- [Set exercise]:
What is the number of lines that include the word "data"? Provide only that figure.

- [Recorded information]:
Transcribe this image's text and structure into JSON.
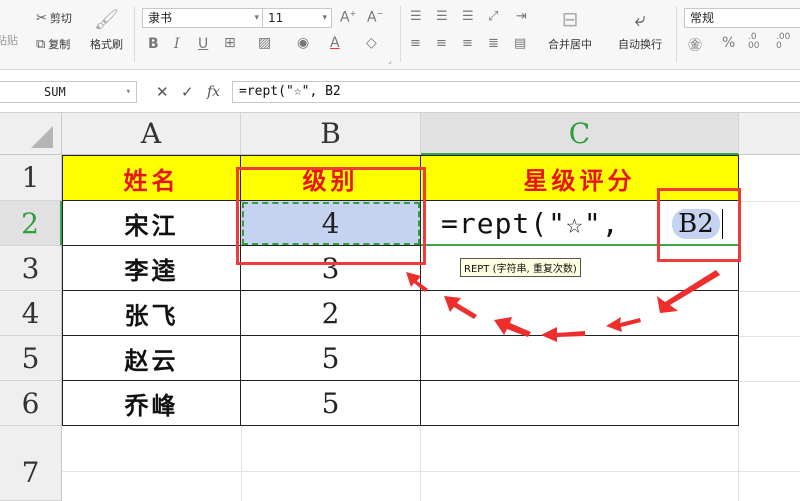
{
  "ribbon": {
    "clipboard": {
      "cut": "剪切",
      "copy": "复制",
      "paste_partial": "粘贴",
      "format_painter": "格式刷"
    },
    "font": {
      "name": "隶书",
      "size": "11"
    },
    "align": {
      "merge_center": "合并居中",
      "wrap_text": "自动换行"
    },
    "number": {
      "format": "常规"
    }
  },
  "formula_bar": {
    "name_box": "SUM",
    "fx_label": "fx",
    "formula": "=rept(\"☆\", B2"
  },
  "sheet": {
    "columns": [
      "A",
      "B",
      "C"
    ],
    "rows": [
      "1",
      "2",
      "3",
      "4",
      "5",
      "6",
      "7"
    ],
    "header_row": {
      "name": "姓名",
      "level": "级别",
      "rating": "星级评分"
    },
    "data": [
      {
        "name": "宋江",
        "level": "4"
      },
      {
        "name": "李逵",
        "level": "3"
      },
      {
        "name": "张飞",
        "level": "2"
      },
      {
        "name": "赵云",
        "level": "5"
      },
      {
        "name": "乔峰",
        "level": "5"
      }
    ],
    "editing_formula": "=rept(\"☆\",",
    "ref_chip": "B2",
    "tooltip": "REPT (字符串, 重复次数)"
  },
  "colors": {
    "header_fill": "#ffff00",
    "header_text": "#e8141a",
    "selection_fill": "#c5d3f0",
    "annotation_red": "#ee3b3b",
    "active_green": "#2e9d3d"
  }
}
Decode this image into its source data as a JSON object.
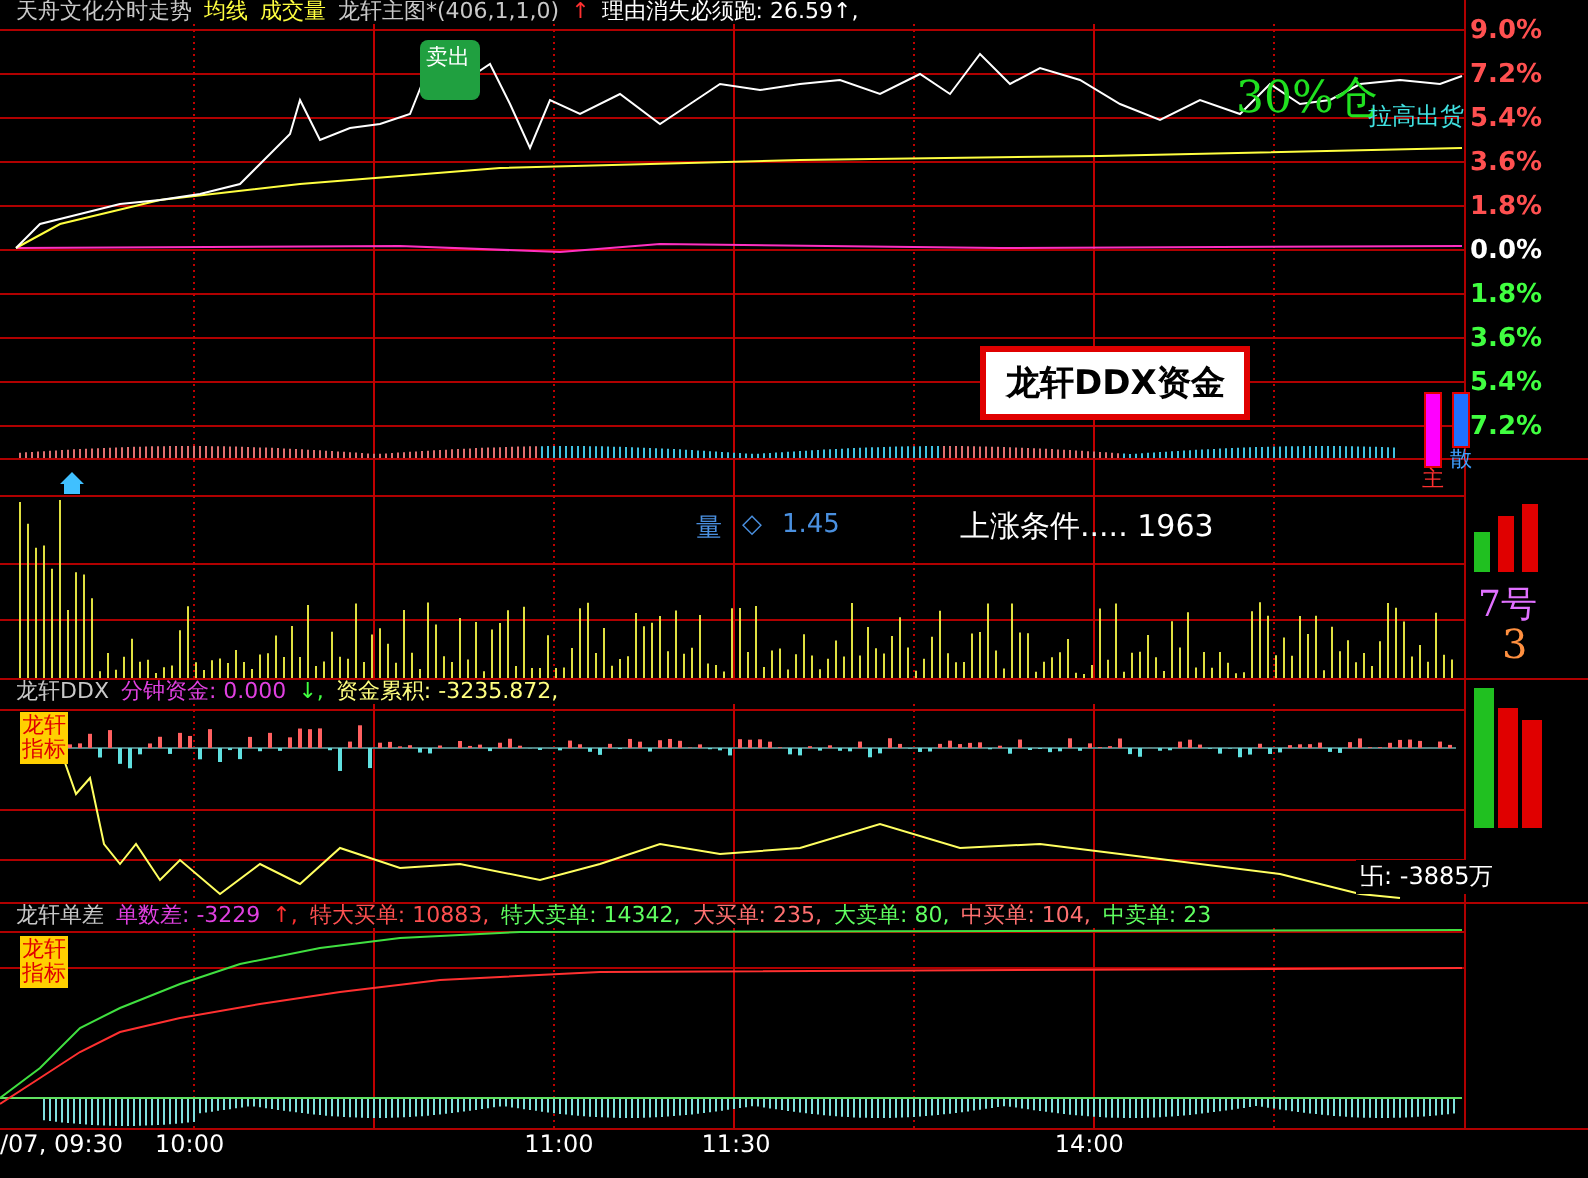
{
  "price_pane": {
    "header": [
      {
        "text": "天舟文化分时走势",
        "color": "#c8c8c8"
      },
      {
        "text": "均线",
        "color": "#ffff40"
      },
      {
        "text": "成交量",
        "color": "#ffff40"
      },
      {
        "text": "龙轩主图*(406,1,1,0)",
        "color": "#c8c8c8"
      },
      {
        "text": "↑",
        "color": "#ff3030"
      },
      {
        "text": "理由消失必须跑: 26.59↑,",
        "color": "#ffffff"
      }
    ],
    "signal_badge": "卖出",
    "position_note": "30%仓",
    "action_note": "拉高出货",
    "ddx_title": "龙轩DDX资金",
    "axis": [
      {
        "label": "9.0%",
        "kind": "up"
      },
      {
        "label": "7.2%",
        "kind": "up"
      },
      {
        "label": "5.4%",
        "kind": "up"
      },
      {
        "label": "3.6%",
        "kind": "up"
      },
      {
        "label": "1.8%",
        "kind": "up"
      },
      {
        "label": "0.0%",
        "kind": "zero"
      },
      {
        "label": "1.8%",
        "kind": "down"
      },
      {
        "label": "3.6%",
        "kind": "down"
      },
      {
        "label": "5.4%",
        "kind": "down"
      },
      {
        "label": "7.2%",
        "kind": "down"
      }
    ],
    "strength_bars": [
      {
        "label": "主",
        "color": "#ff00ff"
      },
      {
        "label": "散",
        "color": "#2070ff"
      }
    ]
  },
  "volume_pane": {
    "ratio_label": "量",
    "ratio_symbol": "◇",
    "ratio_value": "1.45",
    "rise_condition": "上涨条件..... 1963",
    "number_label": "7号",
    "number_value": "3"
  },
  "ddx_pane": {
    "header": [
      {
        "text": "龙轩DDX",
        "color": "#c8c8c8"
      },
      {
        "text": "分钟资金: 0.000",
        "color": "#e040e0"
      },
      {
        "text": "↓,",
        "color": "#40ff40"
      },
      {
        "text": "资金累积: -3235.872,",
        "color": "#ffff80"
      }
    ],
    "badge": "龙轩指标",
    "flow_total": "卐: -3885万"
  },
  "order_pane": {
    "header": [
      {
        "text": "龙轩单差",
        "color": "#c8c8c8"
      },
      {
        "text": "单数差: -3229",
        "color": "#e040e0"
      },
      {
        "text": "↑,",
        "color": "#ff3030"
      },
      {
        "text": "特大买单: 10883,",
        "color": "#ff5050"
      },
      {
        "text": "特大卖单: 14342,",
        "color": "#60ff60"
      },
      {
        "text": "大买单: 235,",
        "color": "#ff7070"
      },
      {
        "text": "大卖单: 80,",
        "color": "#60ff60"
      },
      {
        "text": "中买单: 104,",
        "color": "#ff7070"
      },
      {
        "text": "中卖单: 23",
        "color": "#60ff60"
      }
    ],
    "badge": "龙轩指标"
  },
  "time_axis": [
    "/07, 09:30",
    "10:00",
    "11:00",
    "11:30",
    "14:00"
  ]
}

- [Answer to this task]:
2